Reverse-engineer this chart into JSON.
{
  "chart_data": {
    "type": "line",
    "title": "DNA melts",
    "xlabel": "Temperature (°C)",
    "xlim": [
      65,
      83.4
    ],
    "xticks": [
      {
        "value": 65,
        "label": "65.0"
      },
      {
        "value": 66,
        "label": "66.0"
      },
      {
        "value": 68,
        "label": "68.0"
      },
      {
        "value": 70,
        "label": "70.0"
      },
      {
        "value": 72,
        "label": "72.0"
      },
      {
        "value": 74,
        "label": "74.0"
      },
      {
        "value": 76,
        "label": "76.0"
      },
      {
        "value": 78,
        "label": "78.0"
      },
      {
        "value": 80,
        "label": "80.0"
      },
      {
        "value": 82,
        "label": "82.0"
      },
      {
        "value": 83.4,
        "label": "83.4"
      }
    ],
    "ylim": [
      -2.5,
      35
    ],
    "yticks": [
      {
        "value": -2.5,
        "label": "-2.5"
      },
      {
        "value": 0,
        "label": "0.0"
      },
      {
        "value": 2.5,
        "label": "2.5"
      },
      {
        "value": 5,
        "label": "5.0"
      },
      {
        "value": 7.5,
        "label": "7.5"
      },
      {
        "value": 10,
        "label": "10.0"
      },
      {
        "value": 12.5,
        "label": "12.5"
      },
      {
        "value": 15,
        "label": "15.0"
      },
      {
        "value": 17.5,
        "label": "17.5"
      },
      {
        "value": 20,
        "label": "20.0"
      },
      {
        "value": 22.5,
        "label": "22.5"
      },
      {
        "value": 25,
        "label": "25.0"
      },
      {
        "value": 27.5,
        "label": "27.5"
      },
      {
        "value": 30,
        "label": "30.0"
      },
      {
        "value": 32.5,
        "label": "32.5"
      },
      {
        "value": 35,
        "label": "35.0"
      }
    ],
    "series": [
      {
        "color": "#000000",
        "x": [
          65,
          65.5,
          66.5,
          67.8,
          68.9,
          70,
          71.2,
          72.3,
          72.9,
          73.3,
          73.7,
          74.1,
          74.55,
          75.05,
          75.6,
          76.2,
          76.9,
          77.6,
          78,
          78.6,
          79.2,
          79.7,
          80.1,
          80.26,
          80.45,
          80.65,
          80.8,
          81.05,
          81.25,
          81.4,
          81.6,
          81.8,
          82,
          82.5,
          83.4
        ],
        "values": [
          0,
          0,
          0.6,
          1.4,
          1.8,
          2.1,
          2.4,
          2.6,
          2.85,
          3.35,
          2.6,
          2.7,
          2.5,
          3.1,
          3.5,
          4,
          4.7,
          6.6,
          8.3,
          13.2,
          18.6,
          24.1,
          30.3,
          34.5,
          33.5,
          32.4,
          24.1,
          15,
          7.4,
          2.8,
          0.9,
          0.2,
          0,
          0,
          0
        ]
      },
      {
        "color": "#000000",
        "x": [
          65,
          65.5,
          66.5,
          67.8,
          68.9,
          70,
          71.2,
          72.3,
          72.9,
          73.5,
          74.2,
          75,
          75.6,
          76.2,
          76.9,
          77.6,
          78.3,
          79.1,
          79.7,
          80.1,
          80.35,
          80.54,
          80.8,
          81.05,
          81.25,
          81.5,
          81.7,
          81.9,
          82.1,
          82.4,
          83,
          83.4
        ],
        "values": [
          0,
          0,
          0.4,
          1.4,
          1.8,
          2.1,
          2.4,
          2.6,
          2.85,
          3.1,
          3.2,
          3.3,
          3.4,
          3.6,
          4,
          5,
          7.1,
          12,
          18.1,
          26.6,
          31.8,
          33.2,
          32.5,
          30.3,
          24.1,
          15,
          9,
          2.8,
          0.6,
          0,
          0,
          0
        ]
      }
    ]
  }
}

_ _ _ _ _ _ _

Print all of the data exactly as it was given.

Reverse-engineer this chart into JSON.
{
  "chart_data": {
    "type": "line",
    "title": "DNA melts",
    "xlabel": "Temperature (°C)",
    "xlim": [
      65,
      83.4
    ],
    "xticks": [
      {
        "value": 65,
        "label": "65.0"
      },
      {
        "value": 66,
        "label": "66.0"
      },
      {
        "value": 68,
        "label": "68.0"
      },
      {
        "value": 70,
        "label": "70.0"
      },
      {
        "value": 72,
        "label": "72.0"
      },
      {
        "value": 74,
        "label": "74.0"
      },
      {
        "value": 76,
        "label": "76.0"
      },
      {
        "value": 78,
        "label": "78.0"
      },
      {
        "value": 80,
        "label": "80.0"
      },
      {
        "value": 82,
        "label": "82.0"
      },
      {
        "value": 83.4,
        "label": "83.4"
      }
    ],
    "ylim": [
      -2.5,
      35
    ],
    "yticks": [
      {
        "value": -2.5,
        "label": "-2.5"
      },
      {
        "value": 0,
        "label": "0.0"
      },
      {
        "value": 2.5,
        "label": "2.5"
      },
      {
        "value": 5,
        "label": "5.0"
      },
      {
        "value": 7.5,
        "label": "7.5"
      },
      {
        "value": 10,
        "label": "10.0"
      },
      {
        "value": 12.5,
        "label": "12.5"
      },
      {
        "value": 15,
        "label": "15.0"
      },
      {
        "value": 17.5,
        "label": "17.5"
      },
      {
        "value": 20,
        "label": "20.0"
      },
      {
        "value": 22.5,
        "label": "22.5"
      },
      {
        "value": 25,
        "label": "25.0"
      },
      {
        "value": 27.5,
        "label": "27.5"
      },
      {
        "value": 30,
        "label": "30.0"
      },
      {
        "value": 32.5,
        "label": "32.5"
      },
      {
        "value": 35,
        "label": "35.0"
      }
    ],
    "series": [
      {
        "color": "#000000",
        "x": [
          65,
          65.5,
          66.5,
          67.8,
          68.9,
          70,
          71.2,
          72.3,
          72.9,
          73.3,
          73.7,
          74.1,
          74.55,
          75.05,
          75.6,
          76.2,
          76.9,
          77.6,
          78,
          78.6,
          79.2,
          79.7,
          80.1,
          80.26,
          80.45,
          80.65,
          80.8,
          81.05,
          81.25,
          81.4,
          81.6,
          81.8,
          82,
          82.5,
          83.4
        ],
        "values": [
          0,
          0,
          0.6,
          1.4,
          1.8,
          2.1,
          2.4,
          2.6,
          2.85,
          3.35,
          2.6,
          2.7,
          2.5,
          3.1,
          3.5,
          4,
          4.7,
          6.6,
          8.3,
          13.2,
          18.6,
          24.1,
          30.3,
          34.5,
          33.5,
          32.4,
          24.1,
          15,
          7.4,
          2.8,
          0.9,
          0.2,
          0,
          0,
          0
        ]
      },
      {
        "color": "#000000",
        "x": [
          65,
          65.5,
          66.5,
          67.8,
          68.9,
          70,
          71.2,
          72.3,
          72.9,
          73.5,
          74.2,
          75,
          75.6,
          76.2,
          76.9,
          77.6,
          78.3,
          79.1,
          79.7,
          80.1,
          80.35,
          80.54,
          80.8,
          81.05,
          81.25,
          81.5,
          81.7,
          81.9,
          82.1,
          82.4,
          83,
          83.4
        ],
        "values": [
          0,
          0,
          0.4,
          1.4,
          1.8,
          2.1,
          2.4,
          2.6,
          2.85,
          3.1,
          3.2,
          3.3,
          3.4,
          3.6,
          4,
          5,
          7.1,
          12,
          18.1,
          26.6,
          31.8,
          33.2,
          32.5,
          30.3,
          24.1,
          15,
          9,
          2.8,
          0.6,
          0,
          0,
          0
        ]
      }
    ]
  }
}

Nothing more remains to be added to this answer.